------ Records to use ------

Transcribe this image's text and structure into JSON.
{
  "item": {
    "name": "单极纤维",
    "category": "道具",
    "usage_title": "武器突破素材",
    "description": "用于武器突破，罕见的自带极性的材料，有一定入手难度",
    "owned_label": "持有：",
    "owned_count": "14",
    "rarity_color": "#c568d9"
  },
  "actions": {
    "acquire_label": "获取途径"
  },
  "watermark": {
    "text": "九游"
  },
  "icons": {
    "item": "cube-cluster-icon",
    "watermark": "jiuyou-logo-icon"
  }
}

------

● **Aim of the exercise**
From the records above, please extract every line and repeat it exactly.

● **Complete output**
Transcribe this image's text and structure into JSON.
{
  "item": {
    "name": "单极纤维",
    "category": "道具",
    "usage_title": "武器突破素材",
    "description": "用于武器突破，罕见的自带极性的材料，有一定入手难度",
    "owned_label": "持有：",
    "owned_count": "14",
    "rarity_color": "#c568d9"
  },
  "actions": {
    "acquire_label": "获取途径"
  },
  "watermark": {
    "text": "九游"
  },
  "icons": {
    "item": "cube-cluster-icon",
    "watermark": "jiuyou-logo-icon"
  }
}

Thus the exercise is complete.